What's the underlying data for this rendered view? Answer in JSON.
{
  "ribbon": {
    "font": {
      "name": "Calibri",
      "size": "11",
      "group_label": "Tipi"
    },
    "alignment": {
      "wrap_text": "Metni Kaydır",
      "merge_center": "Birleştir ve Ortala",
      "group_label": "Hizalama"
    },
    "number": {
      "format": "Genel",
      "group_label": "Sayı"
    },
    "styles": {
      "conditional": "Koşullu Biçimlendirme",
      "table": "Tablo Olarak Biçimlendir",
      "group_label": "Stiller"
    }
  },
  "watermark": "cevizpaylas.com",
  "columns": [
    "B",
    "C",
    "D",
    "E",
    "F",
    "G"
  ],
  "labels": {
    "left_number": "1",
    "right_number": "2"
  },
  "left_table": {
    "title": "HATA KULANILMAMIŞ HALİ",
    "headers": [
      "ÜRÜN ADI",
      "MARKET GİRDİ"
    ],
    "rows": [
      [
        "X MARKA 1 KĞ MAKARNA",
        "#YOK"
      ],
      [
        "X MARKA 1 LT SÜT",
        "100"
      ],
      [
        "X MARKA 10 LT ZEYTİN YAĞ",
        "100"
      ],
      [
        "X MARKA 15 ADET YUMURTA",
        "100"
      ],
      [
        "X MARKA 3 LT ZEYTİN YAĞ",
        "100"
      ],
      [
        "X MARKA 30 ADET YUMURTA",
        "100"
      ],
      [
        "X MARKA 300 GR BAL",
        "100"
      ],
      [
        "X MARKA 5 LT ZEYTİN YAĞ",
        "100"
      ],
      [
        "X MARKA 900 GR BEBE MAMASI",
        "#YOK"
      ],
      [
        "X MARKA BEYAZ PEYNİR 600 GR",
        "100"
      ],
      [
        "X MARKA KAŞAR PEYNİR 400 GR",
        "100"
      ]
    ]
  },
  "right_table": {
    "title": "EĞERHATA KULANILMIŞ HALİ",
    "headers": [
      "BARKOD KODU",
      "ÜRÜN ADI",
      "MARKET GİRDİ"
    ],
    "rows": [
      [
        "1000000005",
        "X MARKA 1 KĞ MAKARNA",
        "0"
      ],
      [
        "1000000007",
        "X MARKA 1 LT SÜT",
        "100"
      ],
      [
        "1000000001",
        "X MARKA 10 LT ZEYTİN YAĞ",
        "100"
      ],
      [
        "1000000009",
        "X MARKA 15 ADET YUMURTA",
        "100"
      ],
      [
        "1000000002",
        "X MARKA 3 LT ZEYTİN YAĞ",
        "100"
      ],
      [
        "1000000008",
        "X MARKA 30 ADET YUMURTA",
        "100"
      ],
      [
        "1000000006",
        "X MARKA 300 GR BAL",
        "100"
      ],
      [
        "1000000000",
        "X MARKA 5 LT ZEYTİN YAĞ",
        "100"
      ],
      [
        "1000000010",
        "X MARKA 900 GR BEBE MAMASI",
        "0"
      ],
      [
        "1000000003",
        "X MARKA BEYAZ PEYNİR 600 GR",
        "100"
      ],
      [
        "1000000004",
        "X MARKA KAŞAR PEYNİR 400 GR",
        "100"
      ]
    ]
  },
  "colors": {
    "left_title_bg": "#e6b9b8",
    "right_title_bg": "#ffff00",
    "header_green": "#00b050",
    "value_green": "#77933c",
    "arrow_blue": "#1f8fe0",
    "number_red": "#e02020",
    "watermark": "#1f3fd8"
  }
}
──────────
All the entries above need to be reproduced exactly.

What's the underlying data for this rendered view? Answer in JSON.
{
  "ribbon": {
    "font": {
      "name": "Calibri",
      "size": "11",
      "group_label": "Tipi"
    },
    "alignment": {
      "wrap_text": "Metni Kaydır",
      "merge_center": "Birleştir ve Ortala",
      "group_label": "Hizalama"
    },
    "number": {
      "format": "Genel",
      "group_label": "Sayı"
    },
    "styles": {
      "conditional": "Koşullu Biçimlendirme",
      "table": "Tablo Olarak Biçimlendir",
      "group_label": "Stiller"
    }
  },
  "watermark": "cevizpaylas.com",
  "columns": [
    "B",
    "C",
    "D",
    "E",
    "F",
    "G"
  ],
  "labels": {
    "left_number": "1",
    "right_number": "2"
  },
  "left_table": {
    "title": "HATA KULANILMAMIŞ HALİ",
    "headers": [
      "ÜRÜN ADI",
      "MARKET GİRDİ"
    ],
    "rows": [
      [
        "X MARKA 1 KĞ MAKARNA",
        "#YOK"
      ],
      [
        "X MARKA 1 LT SÜT",
        "100"
      ],
      [
        "X MARKA 10 LT ZEYTİN YAĞ",
        "100"
      ],
      [
        "X MARKA 15 ADET YUMURTA",
        "100"
      ],
      [
        "X MARKA 3 LT ZEYTİN YAĞ",
        "100"
      ],
      [
        "X MARKA 30 ADET YUMURTA",
        "100"
      ],
      [
        "X MARKA 300 GR BAL",
        "100"
      ],
      [
        "X MARKA 5 LT ZEYTİN YAĞ",
        "100"
      ],
      [
        "X MARKA 900 GR BEBE MAMASI",
        "#YOK"
      ],
      [
        "X MARKA BEYAZ PEYNİR 600 GR",
        "100"
      ],
      [
        "X MARKA KAŞAR PEYNİR 400 GR",
        "100"
      ]
    ]
  },
  "right_table": {
    "title": "EĞERHATA KULANILMIŞ HALİ",
    "headers": [
      "BARKOD KODU",
      "ÜRÜN ADI",
      "MARKET GİRDİ"
    ],
    "rows": [
      [
        "1000000005",
        "X MARKA 1 KĞ MAKARNA",
        "0"
      ],
      [
        "1000000007",
        "X MARKA 1 LT SÜT",
        "100"
      ],
      [
        "1000000001",
        "X MARKA 10 LT ZEYTİN YAĞ",
        "100"
      ],
      [
        "1000000009",
        "X MARKA 15 ADET YUMURTA",
        "100"
      ],
      [
        "1000000002",
        "X MARKA 3 LT ZEYTİN YAĞ",
        "100"
      ],
      [
        "1000000008",
        "X MARKA 30 ADET YUMURTA",
        "100"
      ],
      [
        "1000000006",
        "X MARKA 300 GR BAL",
        "100"
      ],
      [
        "1000000000",
        "X MARKA 5 LT ZEYTİN YAĞ",
        "100"
      ],
      [
        "1000000010",
        "X MARKA 900 GR BEBE MAMASI",
        "0"
      ],
      [
        "1000000003",
        "X MARKA BEYAZ PEYNİR 600 GR",
        "100"
      ],
      [
        "1000000004",
        "X MARKA KAŞAR PEYNİR 400 GR",
        "100"
      ]
    ]
  },
  "colors": {
    "left_title_bg": "#e6b9b8",
    "right_title_bg": "#ffff00",
    "header_green": "#00b050",
    "value_green": "#77933c",
    "arrow_blue": "#1f8fe0",
    "number_red": "#e02020",
    "watermark": "#1f3fd8"
  }
}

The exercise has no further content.